■ **AIM**:
All of the material below is to be repeated exactly.

■ **RECORDS SHOWN**:
+ + +

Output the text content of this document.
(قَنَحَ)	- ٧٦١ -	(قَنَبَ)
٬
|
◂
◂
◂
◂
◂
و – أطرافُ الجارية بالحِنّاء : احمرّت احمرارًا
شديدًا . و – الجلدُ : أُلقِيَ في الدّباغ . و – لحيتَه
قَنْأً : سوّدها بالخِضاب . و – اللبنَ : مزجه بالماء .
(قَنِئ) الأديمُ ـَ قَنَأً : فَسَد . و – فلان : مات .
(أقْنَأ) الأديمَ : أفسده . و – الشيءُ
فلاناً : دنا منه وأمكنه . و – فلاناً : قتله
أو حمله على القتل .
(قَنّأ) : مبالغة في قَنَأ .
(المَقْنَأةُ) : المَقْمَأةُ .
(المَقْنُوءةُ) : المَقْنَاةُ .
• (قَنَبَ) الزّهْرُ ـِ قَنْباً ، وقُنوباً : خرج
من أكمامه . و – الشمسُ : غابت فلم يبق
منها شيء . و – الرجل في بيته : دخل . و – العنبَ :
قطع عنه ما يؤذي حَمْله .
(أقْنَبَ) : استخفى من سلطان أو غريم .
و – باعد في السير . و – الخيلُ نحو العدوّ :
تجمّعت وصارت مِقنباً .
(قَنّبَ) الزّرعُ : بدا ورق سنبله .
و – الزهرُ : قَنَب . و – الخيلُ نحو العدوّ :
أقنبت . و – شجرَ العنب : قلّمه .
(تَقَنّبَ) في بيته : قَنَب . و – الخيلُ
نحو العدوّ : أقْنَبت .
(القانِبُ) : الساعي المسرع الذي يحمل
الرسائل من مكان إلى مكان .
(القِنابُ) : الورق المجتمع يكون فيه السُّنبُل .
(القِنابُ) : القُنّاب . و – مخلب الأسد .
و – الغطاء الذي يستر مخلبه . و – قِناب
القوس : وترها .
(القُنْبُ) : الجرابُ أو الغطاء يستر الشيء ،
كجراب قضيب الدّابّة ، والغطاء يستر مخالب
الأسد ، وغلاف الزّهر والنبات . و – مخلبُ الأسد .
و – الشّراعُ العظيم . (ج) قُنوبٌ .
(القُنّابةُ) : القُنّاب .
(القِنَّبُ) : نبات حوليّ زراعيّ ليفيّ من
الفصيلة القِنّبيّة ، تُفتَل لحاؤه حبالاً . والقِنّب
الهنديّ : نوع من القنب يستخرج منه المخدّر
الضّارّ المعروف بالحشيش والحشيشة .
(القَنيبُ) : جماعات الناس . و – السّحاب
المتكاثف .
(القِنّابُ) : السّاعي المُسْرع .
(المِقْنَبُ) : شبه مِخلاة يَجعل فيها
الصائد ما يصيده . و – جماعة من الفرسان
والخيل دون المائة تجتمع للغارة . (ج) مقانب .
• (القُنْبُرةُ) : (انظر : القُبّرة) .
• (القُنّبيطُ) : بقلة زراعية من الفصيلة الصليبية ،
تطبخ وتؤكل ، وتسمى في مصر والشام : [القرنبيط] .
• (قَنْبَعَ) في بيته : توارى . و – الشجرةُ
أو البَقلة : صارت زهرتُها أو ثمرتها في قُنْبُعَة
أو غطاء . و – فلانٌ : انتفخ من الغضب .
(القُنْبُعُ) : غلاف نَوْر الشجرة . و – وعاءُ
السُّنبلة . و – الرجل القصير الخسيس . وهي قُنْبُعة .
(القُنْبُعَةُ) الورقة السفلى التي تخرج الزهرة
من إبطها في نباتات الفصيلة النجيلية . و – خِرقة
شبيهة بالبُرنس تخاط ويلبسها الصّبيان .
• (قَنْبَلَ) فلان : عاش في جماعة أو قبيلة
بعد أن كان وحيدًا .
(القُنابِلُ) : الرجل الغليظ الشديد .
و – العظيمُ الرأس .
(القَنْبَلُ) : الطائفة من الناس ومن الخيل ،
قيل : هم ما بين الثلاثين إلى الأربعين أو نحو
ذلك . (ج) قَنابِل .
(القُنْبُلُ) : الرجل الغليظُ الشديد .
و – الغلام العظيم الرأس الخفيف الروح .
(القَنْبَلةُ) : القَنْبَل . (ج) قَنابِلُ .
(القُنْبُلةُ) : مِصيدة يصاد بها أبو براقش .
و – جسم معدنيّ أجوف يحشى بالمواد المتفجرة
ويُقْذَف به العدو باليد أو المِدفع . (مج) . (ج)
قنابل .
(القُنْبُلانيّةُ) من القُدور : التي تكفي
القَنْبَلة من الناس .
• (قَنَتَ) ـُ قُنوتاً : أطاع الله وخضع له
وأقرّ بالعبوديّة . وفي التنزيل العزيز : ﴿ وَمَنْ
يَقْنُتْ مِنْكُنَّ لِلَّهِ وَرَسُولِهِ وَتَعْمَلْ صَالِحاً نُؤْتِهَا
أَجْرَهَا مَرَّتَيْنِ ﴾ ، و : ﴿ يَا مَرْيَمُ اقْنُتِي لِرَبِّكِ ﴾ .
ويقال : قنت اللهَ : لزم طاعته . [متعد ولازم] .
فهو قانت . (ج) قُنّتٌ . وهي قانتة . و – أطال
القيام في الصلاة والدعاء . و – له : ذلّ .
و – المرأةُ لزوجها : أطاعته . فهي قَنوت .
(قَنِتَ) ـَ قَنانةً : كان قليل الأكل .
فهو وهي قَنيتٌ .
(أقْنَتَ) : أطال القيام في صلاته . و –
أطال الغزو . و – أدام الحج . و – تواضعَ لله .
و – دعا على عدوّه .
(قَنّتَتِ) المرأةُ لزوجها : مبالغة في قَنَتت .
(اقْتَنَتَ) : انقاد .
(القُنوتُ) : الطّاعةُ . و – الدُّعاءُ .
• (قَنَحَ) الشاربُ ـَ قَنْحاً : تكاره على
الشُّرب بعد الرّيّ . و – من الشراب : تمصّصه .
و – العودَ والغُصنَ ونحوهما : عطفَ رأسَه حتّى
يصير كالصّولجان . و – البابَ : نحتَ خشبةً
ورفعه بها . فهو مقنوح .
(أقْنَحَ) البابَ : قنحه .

+ + +

■ **EXERCISE RESPONSE**:
Output the text content of this document.
(قَنَحَ)	- ٧٦١ -	(قَنَبَ)
٬
|
◂
◂
◂
◂
◂
و – أطرافُ الجارية بالحِنّاء : احمرّت احمرارًا
شديدًا . و – الجلدُ : أُلقِيَ في الدّباغ . و – لحيتَه
قَنْأً : سوّدها بالخِضاب . و – اللبنَ : مزجه بالماء .
(قَنِئ) الأديمُ ـَ قَنَأً : فَسَد . و – فلان : مات .
(أقْنَأ) الأديمَ : أفسده . و – الشيءُ
فلاناً : دنا منه وأمكنه . و – فلاناً : قتله
أو حمله على القتل .
(قَنّأ) : مبالغة في قَنَأ .
(المَقْنَأةُ) : المَقْمَأةُ .
(المَقْنُوءةُ) : المَقْنَاةُ .
• (قَنَبَ) الزّهْرُ ـِ قَنْباً ، وقُنوباً : خرج
من أكمامه . و – الشمسُ : غابت فلم يبق
منها شيء . و – الرجل في بيته : دخل . و – العنبَ :
قطع عنه ما يؤذي حَمْله .
(أقْنَبَ) : استخفى من سلطان أو غريم .
و – باعد في السير . و – الخيلُ نحو العدوّ :
تجمّعت وصارت مِقنباً .
(قَنّبَ) الزّرعُ : بدا ورق سنبله .
و – الزهرُ : قَنَب . و – الخيلُ نحو العدوّ :
أقنبت . و – شجرَ العنب : قلّمه .
(تَقَنّبَ) في بيته : قَنَب . و – الخيلُ
نحو العدوّ : أقْنَبت .
(القانِبُ) : الساعي المسرع الذي يحمل
الرسائل من مكان إلى مكان .
(القِنابُ) : الورق المجتمع يكون فيه السُّنبُل .
(القِنابُ) : القُنّاب . و – مخلب الأسد .
و – الغطاء الذي يستر مخلبه . و – قِناب
القوس : وترها .
(القُنْبُ) : الجرابُ أو الغطاء يستر الشيء ،
كجراب قضيب الدّابّة ، والغطاء يستر مخالب
الأسد ، وغلاف الزّهر والنبات . و – مخلبُ الأسد .
و – الشّراعُ العظيم . (ج) قُنوبٌ .
(القُنّابةُ) : القُنّاب .
(القِنَّبُ) : نبات حوليّ زراعيّ ليفيّ من
الفصيلة القِنّبيّة ، تُفتَل لحاؤه حبالاً . والقِنّب
الهنديّ : نوع من القنب يستخرج منه المخدّر
الضّارّ المعروف بالحشيش والحشيشة .
(القَنيبُ) : جماعات الناس . و – السّحاب
المتكاثف .
(القِنّابُ) : السّاعي المُسْرع .
(المِقْنَبُ) : شبه مِخلاة يَجعل فيها
الصائد ما يصيده . و – جماعة من الفرسان
والخيل دون المائة تجتمع للغارة . (ج) مقانب .
• (القُنْبُرةُ) : (انظر : القُبّرة) .
• (القُنّبيطُ) : بقلة زراعية من الفصيلة الصليبية ،
تطبخ وتؤكل ، وتسمى في مصر والشام : [القرنبيط] .
• (قَنْبَعَ) في بيته : توارى . و – الشجرةُ
أو البَقلة : صارت زهرتُها أو ثمرتها في قُنْبُعَة
أو غطاء . و – فلانٌ : انتفخ من الغضب .
(القُنْبُعُ) : غلاف نَوْر الشجرة . و – وعاءُ
السُّنبلة . و – الرجل القصير الخسيس . وهي قُنْبُعة .
(القُنْبُعَةُ) الورقة السفلى التي تخرج الزهرة
من إبطها في نباتات الفصيلة النجيلية . و – خِرقة
شبيهة بالبُرنس تخاط ويلبسها الصّبيان .
• (قَنْبَلَ) فلان : عاش في جماعة أو قبيلة
بعد أن كان وحيدًا .
(القُنابِلُ) : الرجل الغليظ الشديد .
و – العظيمُ الرأس .
(القَنْبَلُ) : الطائفة من الناس ومن الخيل ،
قيل : هم ما بين الثلاثين إلى الأربعين أو نحو
ذلك . (ج) قَنابِل .
(القُنْبُلُ) : الرجل الغليظُ الشديد .
و – الغلام العظيم الرأس الخفيف الروح .
(القَنْبَلةُ) : القَنْبَل . (ج) قَنابِلُ .
(القُنْبُلةُ) : مِصيدة يصاد بها أبو براقش .
و – جسم معدنيّ أجوف يحشى بالمواد المتفجرة
ويُقْذَف به العدو باليد أو المِدفع . (مج) . (ج)
قنابل .
(القُنْبُلانيّةُ) من القُدور : التي تكفي
القَنْبَلة من الناس .
• (قَنَتَ) ـُ قُنوتاً : أطاع الله وخضع له
وأقرّ بالعبوديّة . وفي التنزيل العزيز : ﴿ وَمَنْ
يَقْنُتْ مِنْكُنَّ لِلَّهِ وَرَسُولِهِ وَتَعْمَلْ صَالِحاً نُؤْتِهَا
أَجْرَهَا مَرَّتَيْنِ ﴾ ، و : ﴿ يَا مَرْيَمُ اقْنُتِي لِرَبِّكِ ﴾ .
ويقال : قنت اللهَ : لزم طاعته . [متعد ولازم] .
فهو قانت . (ج) قُنّتٌ . وهي قانتة . و – أطال
القيام في الصلاة والدعاء . و – له : ذلّ .
و – المرأةُ لزوجها : أطاعته . فهي قَنوت .
(قَنِتَ) ـَ قَنانةً : كان قليل الأكل .
فهو وهي قَنيتٌ .
(أقْنَتَ) : أطال القيام في صلاته . و –
أطال الغزو . و – أدام الحج . و – تواضعَ لله .
و – دعا على عدوّه .
(قَنّتَتِ) المرأةُ لزوجها : مبالغة في قَنَتت .
(اقْتَنَتَ) : انقاد .
(القُنوتُ) : الطّاعةُ . و – الدُّعاءُ .
• (قَنَحَ) الشاربُ ـَ قَنْحاً : تكاره على
الشُّرب بعد الرّيّ . و – من الشراب : تمصّصه .
و – العودَ والغُصنَ ونحوهما : عطفَ رأسَه حتّى
يصير كالصّولجان . و – البابَ : نحتَ خشبةً
ورفعه بها . فهو مقنوح .
(أقْنَحَ) البابَ : قنحه .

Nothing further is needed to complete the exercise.